- **Set task**: All lines in the data bearing the string "qualitative" should be identified and copied.

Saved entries
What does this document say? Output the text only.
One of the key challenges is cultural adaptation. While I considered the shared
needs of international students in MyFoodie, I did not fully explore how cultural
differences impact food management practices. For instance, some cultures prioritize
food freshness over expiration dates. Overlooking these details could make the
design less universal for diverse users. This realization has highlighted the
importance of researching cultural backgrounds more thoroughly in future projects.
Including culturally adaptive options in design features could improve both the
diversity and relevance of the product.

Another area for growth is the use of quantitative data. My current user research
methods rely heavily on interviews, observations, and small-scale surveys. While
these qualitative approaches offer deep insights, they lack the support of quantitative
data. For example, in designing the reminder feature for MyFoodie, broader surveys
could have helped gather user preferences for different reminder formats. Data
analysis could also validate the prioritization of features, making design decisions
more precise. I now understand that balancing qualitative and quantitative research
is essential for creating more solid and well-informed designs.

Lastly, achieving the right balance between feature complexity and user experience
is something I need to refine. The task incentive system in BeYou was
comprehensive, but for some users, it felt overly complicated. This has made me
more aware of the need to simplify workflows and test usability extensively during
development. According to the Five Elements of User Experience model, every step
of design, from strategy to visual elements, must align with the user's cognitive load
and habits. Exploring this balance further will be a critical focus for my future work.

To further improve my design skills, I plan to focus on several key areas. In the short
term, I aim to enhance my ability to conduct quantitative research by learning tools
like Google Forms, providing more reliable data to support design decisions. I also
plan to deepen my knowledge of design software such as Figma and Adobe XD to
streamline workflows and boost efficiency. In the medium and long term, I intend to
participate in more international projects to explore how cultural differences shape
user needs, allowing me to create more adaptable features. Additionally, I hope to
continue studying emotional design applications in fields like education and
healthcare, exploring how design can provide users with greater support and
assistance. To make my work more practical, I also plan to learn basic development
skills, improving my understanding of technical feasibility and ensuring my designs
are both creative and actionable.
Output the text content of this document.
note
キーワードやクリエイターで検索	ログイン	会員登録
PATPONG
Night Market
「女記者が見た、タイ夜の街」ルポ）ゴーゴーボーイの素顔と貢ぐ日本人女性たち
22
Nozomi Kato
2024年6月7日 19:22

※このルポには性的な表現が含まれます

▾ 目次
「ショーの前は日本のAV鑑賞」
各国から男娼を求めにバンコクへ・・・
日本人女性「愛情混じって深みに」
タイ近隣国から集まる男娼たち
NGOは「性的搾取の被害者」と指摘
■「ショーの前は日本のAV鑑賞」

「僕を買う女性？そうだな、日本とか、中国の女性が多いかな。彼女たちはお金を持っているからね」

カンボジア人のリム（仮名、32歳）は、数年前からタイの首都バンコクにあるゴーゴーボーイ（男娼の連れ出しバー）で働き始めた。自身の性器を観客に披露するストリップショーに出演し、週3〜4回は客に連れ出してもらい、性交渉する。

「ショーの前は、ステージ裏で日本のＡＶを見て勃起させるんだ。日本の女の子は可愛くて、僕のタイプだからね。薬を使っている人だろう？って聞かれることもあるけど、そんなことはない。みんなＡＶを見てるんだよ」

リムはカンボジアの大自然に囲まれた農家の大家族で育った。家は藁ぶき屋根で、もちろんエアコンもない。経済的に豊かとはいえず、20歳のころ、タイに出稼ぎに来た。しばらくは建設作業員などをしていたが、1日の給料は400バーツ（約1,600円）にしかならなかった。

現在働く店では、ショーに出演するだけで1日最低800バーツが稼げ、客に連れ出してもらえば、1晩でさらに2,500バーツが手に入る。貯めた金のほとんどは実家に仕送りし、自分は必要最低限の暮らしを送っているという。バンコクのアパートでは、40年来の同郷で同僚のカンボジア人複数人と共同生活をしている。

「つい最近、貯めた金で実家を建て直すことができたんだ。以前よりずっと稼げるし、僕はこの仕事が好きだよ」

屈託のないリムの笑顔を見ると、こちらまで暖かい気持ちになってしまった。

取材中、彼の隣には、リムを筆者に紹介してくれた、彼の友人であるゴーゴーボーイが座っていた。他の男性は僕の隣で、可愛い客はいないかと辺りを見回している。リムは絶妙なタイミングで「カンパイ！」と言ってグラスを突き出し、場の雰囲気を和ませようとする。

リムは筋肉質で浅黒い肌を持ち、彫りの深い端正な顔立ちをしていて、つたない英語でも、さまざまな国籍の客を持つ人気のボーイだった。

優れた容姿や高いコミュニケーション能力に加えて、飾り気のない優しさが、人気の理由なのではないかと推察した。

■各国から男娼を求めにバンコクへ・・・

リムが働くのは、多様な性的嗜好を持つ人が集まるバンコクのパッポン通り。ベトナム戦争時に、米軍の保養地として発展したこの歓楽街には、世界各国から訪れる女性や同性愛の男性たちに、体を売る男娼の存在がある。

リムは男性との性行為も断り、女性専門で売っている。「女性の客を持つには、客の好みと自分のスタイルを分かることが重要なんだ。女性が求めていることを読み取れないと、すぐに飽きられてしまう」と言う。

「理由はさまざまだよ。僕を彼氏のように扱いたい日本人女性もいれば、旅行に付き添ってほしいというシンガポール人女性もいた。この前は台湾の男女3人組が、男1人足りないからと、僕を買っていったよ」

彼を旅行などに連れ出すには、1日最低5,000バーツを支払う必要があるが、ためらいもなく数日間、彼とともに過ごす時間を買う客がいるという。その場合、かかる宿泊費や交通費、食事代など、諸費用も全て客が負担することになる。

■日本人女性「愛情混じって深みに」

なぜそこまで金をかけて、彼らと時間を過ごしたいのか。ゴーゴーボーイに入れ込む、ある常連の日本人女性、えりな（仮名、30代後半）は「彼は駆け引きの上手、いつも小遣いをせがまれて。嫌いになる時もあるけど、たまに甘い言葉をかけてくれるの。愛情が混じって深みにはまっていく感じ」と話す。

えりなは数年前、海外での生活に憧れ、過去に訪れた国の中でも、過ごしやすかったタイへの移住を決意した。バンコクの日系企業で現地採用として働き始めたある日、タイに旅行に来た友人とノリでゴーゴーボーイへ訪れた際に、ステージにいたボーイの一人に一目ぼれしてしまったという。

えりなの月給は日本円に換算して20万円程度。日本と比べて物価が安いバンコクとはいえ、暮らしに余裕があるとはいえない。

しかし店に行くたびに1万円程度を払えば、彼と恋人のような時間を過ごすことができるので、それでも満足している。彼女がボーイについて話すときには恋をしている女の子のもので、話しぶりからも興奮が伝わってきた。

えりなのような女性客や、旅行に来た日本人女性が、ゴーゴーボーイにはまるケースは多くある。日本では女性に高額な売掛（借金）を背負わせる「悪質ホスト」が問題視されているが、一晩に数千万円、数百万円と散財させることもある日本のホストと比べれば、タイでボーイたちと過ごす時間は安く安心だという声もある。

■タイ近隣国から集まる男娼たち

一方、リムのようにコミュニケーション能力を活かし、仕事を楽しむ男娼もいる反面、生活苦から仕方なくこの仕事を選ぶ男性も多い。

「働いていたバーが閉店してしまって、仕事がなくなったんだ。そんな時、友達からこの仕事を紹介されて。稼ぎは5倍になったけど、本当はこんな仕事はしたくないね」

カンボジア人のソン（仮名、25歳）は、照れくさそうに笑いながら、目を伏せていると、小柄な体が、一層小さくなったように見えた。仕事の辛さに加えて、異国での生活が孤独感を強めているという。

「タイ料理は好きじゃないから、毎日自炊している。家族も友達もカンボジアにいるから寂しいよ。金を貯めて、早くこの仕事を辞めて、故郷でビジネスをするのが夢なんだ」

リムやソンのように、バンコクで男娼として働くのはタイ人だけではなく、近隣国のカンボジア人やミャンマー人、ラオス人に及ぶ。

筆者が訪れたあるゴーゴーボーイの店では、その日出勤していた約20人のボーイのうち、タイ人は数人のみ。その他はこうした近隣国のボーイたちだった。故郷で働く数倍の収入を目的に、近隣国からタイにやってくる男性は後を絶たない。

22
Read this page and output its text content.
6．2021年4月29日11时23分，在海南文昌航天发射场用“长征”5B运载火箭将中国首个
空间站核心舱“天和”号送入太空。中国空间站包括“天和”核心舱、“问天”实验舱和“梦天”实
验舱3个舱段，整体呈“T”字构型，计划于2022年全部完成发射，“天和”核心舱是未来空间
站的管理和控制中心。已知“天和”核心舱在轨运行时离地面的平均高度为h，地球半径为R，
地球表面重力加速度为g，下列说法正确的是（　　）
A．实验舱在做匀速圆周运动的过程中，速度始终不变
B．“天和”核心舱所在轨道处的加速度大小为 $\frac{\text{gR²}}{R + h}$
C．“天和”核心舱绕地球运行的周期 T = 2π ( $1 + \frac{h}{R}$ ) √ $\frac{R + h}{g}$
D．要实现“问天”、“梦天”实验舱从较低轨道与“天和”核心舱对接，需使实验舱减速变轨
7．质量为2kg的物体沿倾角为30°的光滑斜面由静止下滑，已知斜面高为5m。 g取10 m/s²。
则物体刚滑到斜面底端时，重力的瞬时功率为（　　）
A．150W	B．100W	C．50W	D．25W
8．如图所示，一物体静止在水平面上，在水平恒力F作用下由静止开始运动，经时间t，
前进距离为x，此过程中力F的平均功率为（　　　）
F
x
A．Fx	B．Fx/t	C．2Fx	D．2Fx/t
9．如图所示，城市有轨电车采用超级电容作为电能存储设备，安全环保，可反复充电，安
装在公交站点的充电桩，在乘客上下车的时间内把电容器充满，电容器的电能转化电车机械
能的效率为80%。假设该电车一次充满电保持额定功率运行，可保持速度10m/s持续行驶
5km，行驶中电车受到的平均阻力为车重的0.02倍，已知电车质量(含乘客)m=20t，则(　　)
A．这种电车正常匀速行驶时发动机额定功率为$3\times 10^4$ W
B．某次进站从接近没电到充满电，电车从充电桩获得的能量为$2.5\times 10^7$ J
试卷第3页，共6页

- **Solution for this exercise**:
these qualitative approaches offer deep insights, they lack the support of quantitative
more precise. I now understand that balancing qualitative and quantitative research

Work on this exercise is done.